§ **EXERCISE DESCRIPTION**: Count every line that has "What" in it and give the total, nothing more.

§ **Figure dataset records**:
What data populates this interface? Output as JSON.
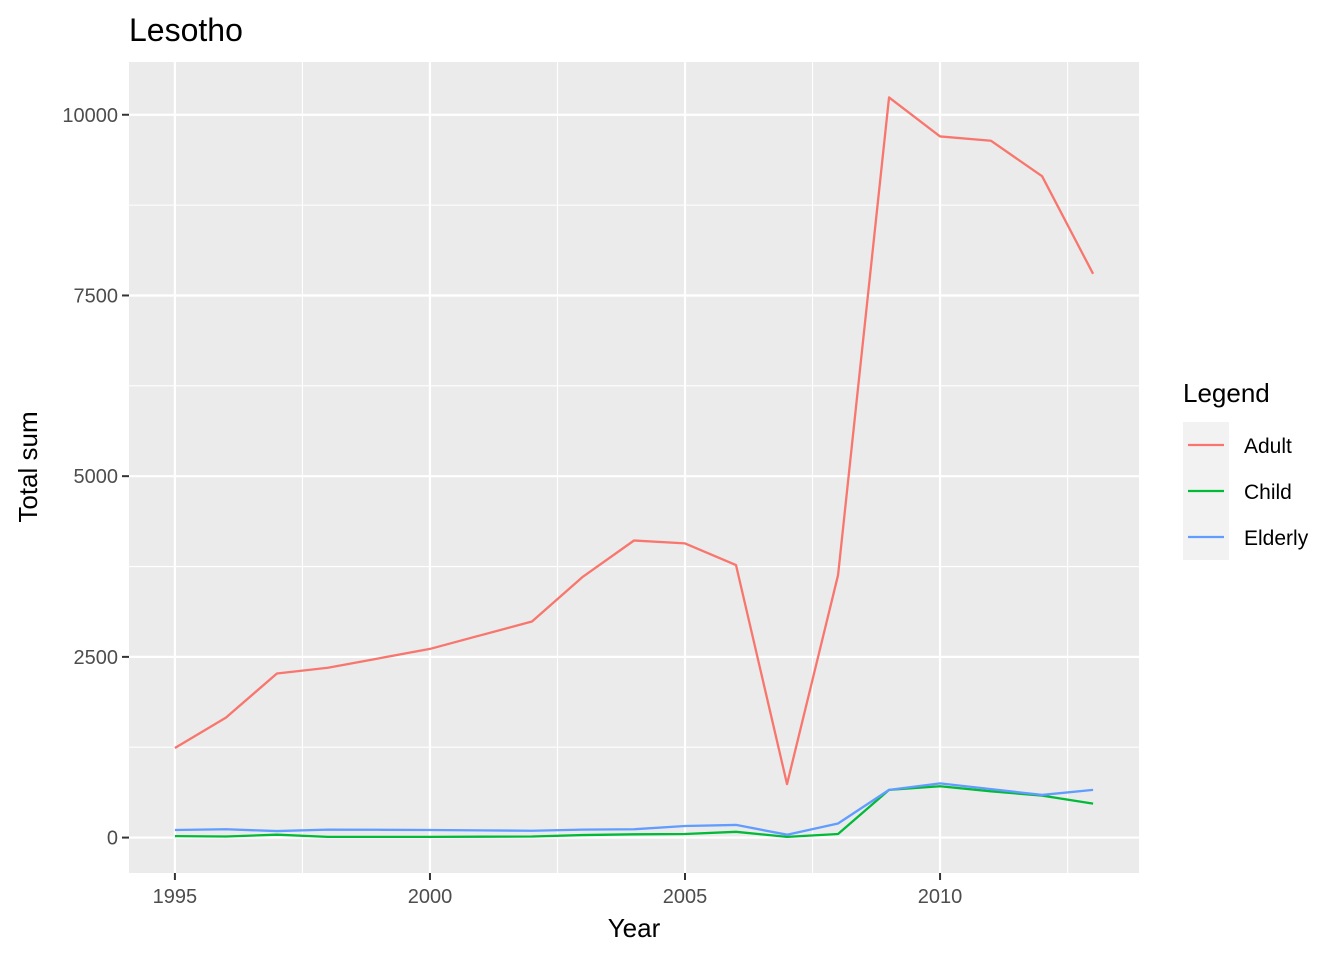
{
  "chart_data": {
    "type": "line",
    "title": "Lesotho",
    "xlabel": "Year",
    "ylabel": "Total sum",
    "x": [
      1995,
      1996,
      1997,
      1998,
      1999,
      2000,
      2001,
      2002,
      2003,
      2004,
      2005,
      2006,
      2007,
      2008,
      2009,
      2010,
      2011,
      2012,
      2013
    ],
    "series": [
      {
        "name": "Adult",
        "color": "#F8766D",
        "values": [
          1240,
          1660,
          2270,
          2350,
          2480,
          2610,
          2800,
          2990,
          3610,
          4110,
          4070,
          3770,
          740,
          3630,
          10240,
          9700,
          9640,
          9150,
          7800
        ]
      },
      {
        "name": "Child",
        "color": "#00BA38",
        "values": [
          20,
          15,
          40,
          10,
          10,
          10,
          12,
          15,
          35,
          45,
          50,
          80,
          10,
          50,
          660,
          710,
          640,
          580,
          470
        ]
      },
      {
        "name": "Elderly",
        "color": "#619CFF",
        "values": [
          105,
          115,
          90,
          110,
          108,
          105,
          100,
          95,
          110,
          115,
          160,
          175,
          40,
          195,
          660,
          750,
          670,
          590,
          660
        ]
      }
    ],
    "xlim": [
      1994.1,
      2013.9
    ],
    "ylim": [
      -490,
      10730
    ],
    "x_ticks": [
      1995,
      2000,
      2005,
      2010
    ],
    "x_tick_labels": [
      "1995",
      "2000",
      "2005",
      "2010"
    ],
    "x_minor_ticks": [
      1997.5,
      2002.5,
      2007.5,
      2012.5
    ],
    "y_ticks": [
      0,
      2500,
      5000,
      7500,
      10000
    ],
    "y_tick_labels": [
      "0",
      "2500",
      "5000",
      "7500",
      "10000"
    ],
    "y_minor_ticks": [
      1250,
      3750,
      6250,
      8750
    ],
    "grid": true,
    "panel_background": "#EBEBEB",
    "legend": {
      "title": "Legend",
      "position": "right",
      "entries": [
        "Adult",
        "Child",
        "Elderly"
      ]
    }
  }
}
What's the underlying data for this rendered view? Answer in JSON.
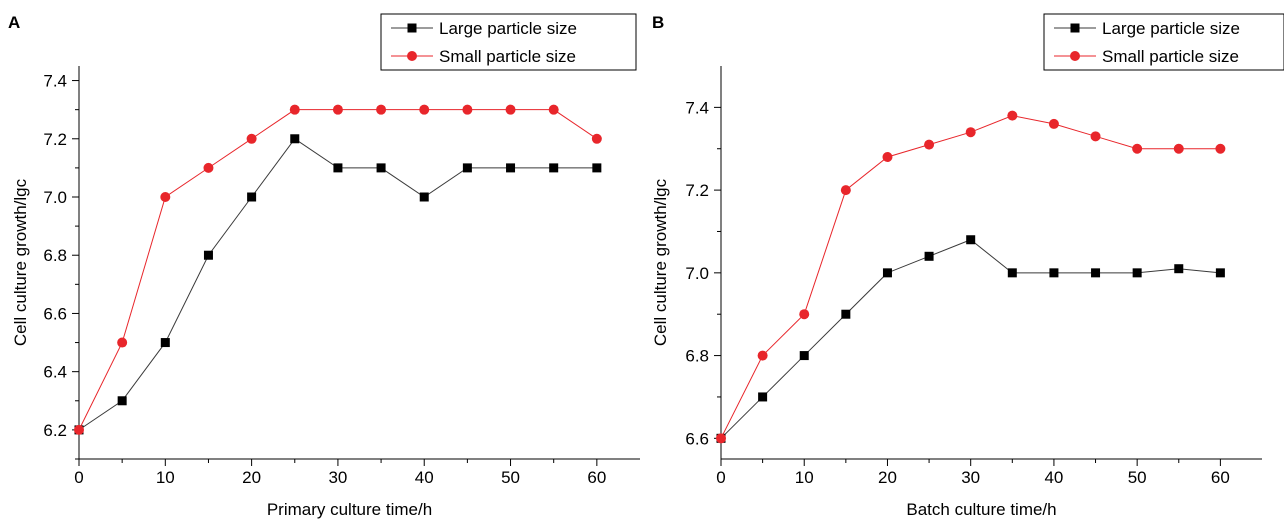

§ **SOLUTION FOR THIS PROBLEM**: 2